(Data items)
- - -

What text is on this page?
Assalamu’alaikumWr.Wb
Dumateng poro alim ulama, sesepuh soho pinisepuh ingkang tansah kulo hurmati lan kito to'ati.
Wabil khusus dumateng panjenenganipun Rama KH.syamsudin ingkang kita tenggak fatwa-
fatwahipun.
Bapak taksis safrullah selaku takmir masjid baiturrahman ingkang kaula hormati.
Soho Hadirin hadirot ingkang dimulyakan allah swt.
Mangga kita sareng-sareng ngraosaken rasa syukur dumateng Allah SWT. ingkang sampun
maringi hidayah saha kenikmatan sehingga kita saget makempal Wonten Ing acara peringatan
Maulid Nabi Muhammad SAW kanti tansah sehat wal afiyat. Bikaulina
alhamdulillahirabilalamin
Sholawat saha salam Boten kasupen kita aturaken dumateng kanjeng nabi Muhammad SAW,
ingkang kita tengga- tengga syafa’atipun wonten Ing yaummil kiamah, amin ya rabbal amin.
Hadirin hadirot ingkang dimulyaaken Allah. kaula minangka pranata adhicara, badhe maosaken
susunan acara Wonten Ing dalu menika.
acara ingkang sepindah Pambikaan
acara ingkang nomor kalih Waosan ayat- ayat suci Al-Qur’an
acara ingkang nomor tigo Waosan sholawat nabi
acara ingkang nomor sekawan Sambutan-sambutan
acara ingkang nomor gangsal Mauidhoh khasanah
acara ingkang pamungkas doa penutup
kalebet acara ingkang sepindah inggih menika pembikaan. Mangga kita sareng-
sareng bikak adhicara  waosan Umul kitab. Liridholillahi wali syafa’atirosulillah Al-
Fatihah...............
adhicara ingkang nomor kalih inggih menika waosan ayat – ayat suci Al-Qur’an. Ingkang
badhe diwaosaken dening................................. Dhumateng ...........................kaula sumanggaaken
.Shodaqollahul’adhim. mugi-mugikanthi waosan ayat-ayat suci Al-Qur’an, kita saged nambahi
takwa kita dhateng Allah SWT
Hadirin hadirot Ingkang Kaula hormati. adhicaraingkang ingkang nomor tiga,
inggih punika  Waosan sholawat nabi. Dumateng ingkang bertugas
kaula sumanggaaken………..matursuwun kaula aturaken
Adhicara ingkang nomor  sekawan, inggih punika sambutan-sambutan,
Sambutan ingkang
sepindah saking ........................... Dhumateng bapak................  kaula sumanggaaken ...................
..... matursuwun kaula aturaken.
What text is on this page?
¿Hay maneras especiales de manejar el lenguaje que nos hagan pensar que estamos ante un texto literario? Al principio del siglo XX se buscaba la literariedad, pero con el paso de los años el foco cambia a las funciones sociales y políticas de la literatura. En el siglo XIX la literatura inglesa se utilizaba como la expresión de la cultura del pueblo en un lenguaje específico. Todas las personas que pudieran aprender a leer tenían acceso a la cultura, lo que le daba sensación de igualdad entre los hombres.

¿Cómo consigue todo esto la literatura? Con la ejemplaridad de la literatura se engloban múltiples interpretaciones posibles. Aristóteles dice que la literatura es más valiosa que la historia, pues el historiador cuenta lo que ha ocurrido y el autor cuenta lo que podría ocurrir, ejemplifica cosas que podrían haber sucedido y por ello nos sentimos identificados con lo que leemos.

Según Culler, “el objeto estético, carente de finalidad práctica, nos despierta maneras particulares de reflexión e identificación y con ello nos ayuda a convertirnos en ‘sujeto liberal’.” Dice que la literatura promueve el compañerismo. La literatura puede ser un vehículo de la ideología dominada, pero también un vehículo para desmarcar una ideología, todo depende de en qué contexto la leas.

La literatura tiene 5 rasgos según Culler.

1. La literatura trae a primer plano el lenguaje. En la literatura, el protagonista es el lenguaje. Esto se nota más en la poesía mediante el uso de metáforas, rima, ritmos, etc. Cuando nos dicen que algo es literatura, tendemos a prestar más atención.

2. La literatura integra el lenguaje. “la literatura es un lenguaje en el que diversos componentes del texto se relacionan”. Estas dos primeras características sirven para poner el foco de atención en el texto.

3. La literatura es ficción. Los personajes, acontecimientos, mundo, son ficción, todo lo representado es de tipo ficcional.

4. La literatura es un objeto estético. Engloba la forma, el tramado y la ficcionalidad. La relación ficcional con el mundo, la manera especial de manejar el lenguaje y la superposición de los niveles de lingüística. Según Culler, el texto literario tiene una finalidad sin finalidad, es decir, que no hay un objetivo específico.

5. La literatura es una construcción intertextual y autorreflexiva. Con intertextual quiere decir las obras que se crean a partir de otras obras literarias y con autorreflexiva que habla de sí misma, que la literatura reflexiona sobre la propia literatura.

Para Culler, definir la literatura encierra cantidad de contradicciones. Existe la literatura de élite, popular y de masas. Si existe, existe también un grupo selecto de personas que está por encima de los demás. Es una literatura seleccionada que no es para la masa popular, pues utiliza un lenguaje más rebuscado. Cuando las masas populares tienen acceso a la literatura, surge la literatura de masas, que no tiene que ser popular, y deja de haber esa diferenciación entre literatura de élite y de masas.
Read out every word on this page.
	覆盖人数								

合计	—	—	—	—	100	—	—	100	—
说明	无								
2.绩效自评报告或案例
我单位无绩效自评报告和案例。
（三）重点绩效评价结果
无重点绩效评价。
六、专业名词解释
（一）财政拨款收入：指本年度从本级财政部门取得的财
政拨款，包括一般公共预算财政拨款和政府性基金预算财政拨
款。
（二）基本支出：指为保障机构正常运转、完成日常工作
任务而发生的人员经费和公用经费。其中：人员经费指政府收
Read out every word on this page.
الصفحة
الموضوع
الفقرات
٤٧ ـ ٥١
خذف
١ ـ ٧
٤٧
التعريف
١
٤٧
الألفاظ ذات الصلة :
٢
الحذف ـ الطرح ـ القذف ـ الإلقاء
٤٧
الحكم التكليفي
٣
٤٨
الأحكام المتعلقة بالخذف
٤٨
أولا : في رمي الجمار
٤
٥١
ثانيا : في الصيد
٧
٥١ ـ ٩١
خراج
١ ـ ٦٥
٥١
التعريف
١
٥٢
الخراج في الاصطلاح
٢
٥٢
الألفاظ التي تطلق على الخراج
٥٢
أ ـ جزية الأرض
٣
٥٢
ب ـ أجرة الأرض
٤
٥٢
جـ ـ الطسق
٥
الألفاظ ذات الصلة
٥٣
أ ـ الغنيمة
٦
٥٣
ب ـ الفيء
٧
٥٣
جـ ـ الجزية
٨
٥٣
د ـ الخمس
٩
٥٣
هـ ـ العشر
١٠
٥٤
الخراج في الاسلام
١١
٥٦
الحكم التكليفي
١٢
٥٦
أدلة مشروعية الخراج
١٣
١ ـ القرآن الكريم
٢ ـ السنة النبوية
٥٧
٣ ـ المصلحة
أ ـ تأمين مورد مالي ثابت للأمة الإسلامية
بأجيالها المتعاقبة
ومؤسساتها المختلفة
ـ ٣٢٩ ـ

- - -

* **Directions for this task**:
Repeat the entries above exactly, leaving nothing out.

* **Result of this task**:
What text is on this page?
Assalamu’alaikumWr.Wb
Dumateng poro alim ulama, sesepuh soho pinisepuh ingkang tansah kulo hurmati lan kito to'ati.
Wabil khusus dumateng panjenenganipun Rama KH.syamsudin ingkang kita tenggak fatwa-
fatwahipun.
Bapak taksis safrullah selaku takmir masjid baiturrahman ingkang kaula hormati.
Soho Hadirin hadirot ingkang dimulyakan allah swt.
Mangga kita sareng-sareng ngraosaken rasa syukur dumateng Allah SWT. ingkang sampun
maringi hidayah saha kenikmatan sehingga kita saget makempal Wonten Ing acara peringatan
Maulid Nabi Muhammad SAW kanti tansah sehat wal afiyat. Bikaulina
alhamdulillahirabilalamin
Sholawat saha salam Boten kasupen kita aturaken dumateng kanjeng nabi Muhammad SAW,
ingkang kita tengga- tengga syafa’atipun wonten Ing yaummil kiamah, amin ya rabbal amin.
Hadirin hadirot ingkang dimulyaaken Allah. kaula minangka pranata adhicara, badhe maosaken
susunan acara Wonten Ing dalu menika.
acara ingkang sepindah Pambikaan
acara ingkang nomor kalih Waosan ayat- ayat suci Al-Qur’an
acara ingkang nomor tigo Waosan sholawat nabi
acara ingkang nomor sekawan Sambutan-sambutan
acara ingkang nomor gangsal Mauidhoh khasanah
acara ingkang pamungkas doa penutup
kalebet acara ingkang sepindah inggih menika pembikaan. Mangga kita sareng-
sareng bikak adhicara  waosan Umul kitab. Liridholillahi wali syafa’atirosulillah Al-
Fatihah...............
adhicara ingkang nomor kalih inggih menika waosan ayat – ayat suci Al-Qur’an. Ingkang
badhe diwaosaken dening................................. Dhumateng ...........................kaula sumanggaaken
.Shodaqollahul’adhim. mugi-mugikanthi waosan ayat-ayat suci Al-Qur’an, kita saged nambahi
takwa kita dhateng Allah SWT
Hadirin hadirot Ingkang Kaula hormati. adhicaraingkang ingkang nomor tiga,
inggih punika  Waosan sholawat nabi. Dumateng ingkang bertugas
kaula sumanggaaken………..matursuwun kaula aturaken
Adhicara ingkang nomor  sekawan, inggih punika sambutan-sambutan,
Sambutan ingkang
sepindah saking ........................... Dhumateng bapak................  kaula sumanggaaken ...................
..... matursuwun kaula aturaken.
What text is on this page?
¿Hay maneras especiales de manejar el lenguaje que nos hagan pensar que estamos ante un texto literario? Al principio del siglo XX se buscaba la literariedad, pero con el paso de los años el foco cambia a las funciones sociales y políticas de la literatura. En el siglo XIX la literatura inglesa se utilizaba como la expresión de la cultura del pueblo en un lenguaje específico. Todas las personas que pudieran aprender a leer tenían acceso a la cultura, lo que le daba sensación de igualdad entre los hombres.

¿Cómo consigue todo esto la literatura? Con la ejemplaridad de la literatura se engloban múltiples interpretaciones posibles. Aristóteles dice que la literatura es más valiosa que la historia, pues el historiador cuenta lo que ha ocurrido y el autor cuenta lo que podría ocurrir, ejemplifica cosas que podrían haber sucedido y por ello nos sentimos identificados con lo que leemos.

Según Culler, “el objeto estético, carente de finalidad práctica, nos despierta maneras particulares de reflexión e identificación y con ello nos ayuda a convertirnos en ‘sujeto liberal’.” Dice que la literatura promueve el compañerismo. La literatura puede ser un vehículo de la ideología dominada, pero también un vehículo para desmarcar una ideología, todo depende de en qué contexto la leas.

La literatura tiene 5 rasgos según Culler.

1. La literatura trae a primer plano el lenguaje. En la literatura, el protagonista es el lenguaje. Esto se nota más en la poesía mediante el uso de metáforas, rima, ritmos, etc. Cuando nos dicen que algo es literatura, tendemos a prestar más atención.

2. La literatura integra el lenguaje. “la literatura es un lenguaje en el que diversos componentes del texto se relacionan”. Estas dos primeras características sirven para poner el foco de atención en el texto.

3. La literatura es ficción. Los personajes, acontecimientos, mundo, son ficción, todo lo representado es de tipo ficcional.

4. La literatura es un objeto estético. Engloba la forma, el tramado y la ficcionalidad. La relación ficcional con el mundo, la manera especial de manejar el lenguaje y la superposición de los niveles de lingüística. Según Culler, el texto literario tiene una finalidad sin finalidad, es decir, que no hay un objetivo específico.

5. La literatura es una construcción intertextual y autorreflexiva. Con intertextual quiere decir las obras que se crean a partir de otras obras literarias y con autorreflexiva que habla de sí misma, que la literatura reflexiona sobre la propia literatura.

Para Culler, definir la literatura encierra cantidad de contradicciones. Existe la literatura de élite, popular y de masas. Si existe, existe también un grupo selecto de personas que está por encima de los demás. Es una literatura seleccionada que no es para la masa popular, pues utiliza un lenguaje más rebuscado. Cuando las masas populares tienen acceso a la literatura, surge la literatura de masas, que no tiene que ser popular, y deja de haber esa diferenciación entre literatura de élite y de masas.
Read out every word on this page.
	覆盖人数								

合计	—	—	—	—	100	—	—	100	—
说明	无								
2.绩效自评报告或案例
我单位无绩效自评报告和案例。
（三）重点绩效评价结果
无重点绩效评价。
六、专业名词解释
（一）财政拨款收入：指本年度从本级财政部门取得的财
政拨款，包括一般公共预算财政拨款和政府性基金预算财政拨
款。
（二）基本支出：指为保障机构正常运转、完成日常工作
任务而发生的人员经费和公用经费。其中：人员经费指政府收
Read out every word on this page.
الصفحة
الموضوع
الفقرات
٤٧ ـ ٥١
خذف
١ ـ ٧
٤٧
التعريف
١
٤٧
الألفاظ ذات الصلة :
٢
الحذف ـ الطرح ـ القذف ـ الإلقاء
٤٧
الحكم التكليفي
٣
٤٨
الأحكام المتعلقة بالخذف
٤٨
أولا : في رمي الجمار
٤
٥١
ثانيا : في الصيد
٧
٥١ ـ ٩١
خراج
١ ـ ٦٥
٥١
التعريف
١
٥٢
الخراج في الاصطلاح
٢
٥٢
الألفاظ التي تطلق على الخراج
٥٢
أ ـ جزية الأرض
٣
٥٢
ب ـ أجرة الأرض
٤
٥٢
جـ ـ الطسق
٥
الألفاظ ذات الصلة
٥٣
أ ـ الغنيمة
٦
٥٣
ب ـ الفيء
٧
٥٣
جـ ـ الجزية
٨
٥٣
د ـ الخمس
٩
٥٣
هـ ـ العشر
١٠
٥٤
الخراج في الاسلام
١١
٥٦
الحكم التكليفي
١٢
٥٦
أدلة مشروعية الخراج
١٣
١ ـ القرآن الكريم
٢ ـ السنة النبوية
٥٧
٣ ـ المصلحة
أ ـ تأمين مورد مالي ثابت للأمة الإسلامية
بأجيالها المتعاقبة
ومؤسساتها المختلفة
ـ ٣٢٩ ـ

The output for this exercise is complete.